Extracted entries:
* * *

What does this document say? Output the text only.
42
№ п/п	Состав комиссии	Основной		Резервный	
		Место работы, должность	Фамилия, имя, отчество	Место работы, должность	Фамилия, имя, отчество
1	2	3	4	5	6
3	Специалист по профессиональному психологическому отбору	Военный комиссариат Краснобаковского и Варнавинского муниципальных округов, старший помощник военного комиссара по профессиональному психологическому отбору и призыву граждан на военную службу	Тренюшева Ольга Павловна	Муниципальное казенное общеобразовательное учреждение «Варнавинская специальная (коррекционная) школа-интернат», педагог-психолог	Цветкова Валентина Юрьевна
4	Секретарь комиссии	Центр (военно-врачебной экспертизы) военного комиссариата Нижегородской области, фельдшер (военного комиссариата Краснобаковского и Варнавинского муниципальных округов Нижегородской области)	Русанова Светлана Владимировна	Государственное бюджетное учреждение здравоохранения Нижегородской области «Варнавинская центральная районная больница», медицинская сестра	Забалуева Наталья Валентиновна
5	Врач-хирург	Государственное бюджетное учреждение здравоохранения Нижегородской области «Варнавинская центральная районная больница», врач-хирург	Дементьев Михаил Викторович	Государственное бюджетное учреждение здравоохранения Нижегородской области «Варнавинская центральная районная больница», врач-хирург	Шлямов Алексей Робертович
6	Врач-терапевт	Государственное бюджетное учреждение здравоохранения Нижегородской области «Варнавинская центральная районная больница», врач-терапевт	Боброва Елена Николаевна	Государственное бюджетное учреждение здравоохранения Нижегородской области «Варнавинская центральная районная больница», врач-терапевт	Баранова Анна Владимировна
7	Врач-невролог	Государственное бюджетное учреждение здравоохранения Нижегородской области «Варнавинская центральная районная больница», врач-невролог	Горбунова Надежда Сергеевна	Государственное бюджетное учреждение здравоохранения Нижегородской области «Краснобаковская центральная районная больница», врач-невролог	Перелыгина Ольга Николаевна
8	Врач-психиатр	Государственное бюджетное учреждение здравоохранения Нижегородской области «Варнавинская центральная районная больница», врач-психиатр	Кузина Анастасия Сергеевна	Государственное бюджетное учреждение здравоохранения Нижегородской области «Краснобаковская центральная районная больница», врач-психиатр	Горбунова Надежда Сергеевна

* * *

Problem description: Write out the data again, exactly and in full.

Result:
What does this document say? Output the text only.
42
№ п/п	Состав комиссии	Основной		Резервный	
		Место работы, должность	Фамилия, имя, отчество	Место работы, должность	Фамилия, имя, отчество
1	2	3	4	5	6
3	Специалист по профессиональному психологическому отбору	Военный комиссариат Краснобаковского и Варнавинского муниципальных округов, старший помощник военного комиссара по профессиональному психологическому отбору и призыву граждан на военную службу	Тренюшева Ольга Павловна	Муниципальное казенное общеобразовательное учреждение «Варнавинская специальная (коррекционная) школа-интернат», педагог-психолог	Цветкова Валентина Юрьевна
4	Секретарь комиссии	Центр (военно-врачебной экспертизы) военного комиссариата Нижегородской области, фельдшер (военного комиссариата Краснобаковского и Варнавинского муниципальных округов Нижегородской области)	Русанова Светлана Владимировна	Государственное бюджетное учреждение здравоохранения Нижегородской области «Варнавинская центральная районная больница», медицинская сестра	Забалуева Наталья Валентиновна
5	Врач-хирург	Государственное бюджетное учреждение здравоохранения Нижегородской области «Варнавинская центральная районная больница», врач-хирург	Дементьев Михаил Викторович	Государственное бюджетное учреждение здравоохранения Нижегородской области «Варнавинская центральная районная больница», врач-хирург	Шлямов Алексей Робертович
6	Врач-терапевт	Государственное бюджетное учреждение здравоохранения Нижегородской области «Варнавинская центральная районная больница», врач-терапевт	Боброва Елена Николаевна	Государственное бюджетное учреждение здравоохранения Нижегородской области «Варнавинская центральная районная больница», врач-терапевт	Баранова Анна Владимировна
7	Врач-невролог	Государственное бюджетное учреждение здравоохранения Нижегородской области «Варнавинская центральная районная больница», врач-невролог	Горбунова Надежда Сергеевна	Государственное бюджетное учреждение здравоохранения Нижегородской области «Краснобаковская центральная районная больница», врач-невролог	Перелыгина Ольга Николаевна
8	Врач-психиатр	Государственное бюджетное учреждение здравоохранения Нижегородской области «Варнавинская центральная районная больница», врач-психиатр	Кузина Анастасия Сергеевна	Государственное бюджетное учреждение здравоохранения Нижегородской области «Краснобаковская центральная районная больница», врач-психиатр	Горбунова Надежда Сергеевна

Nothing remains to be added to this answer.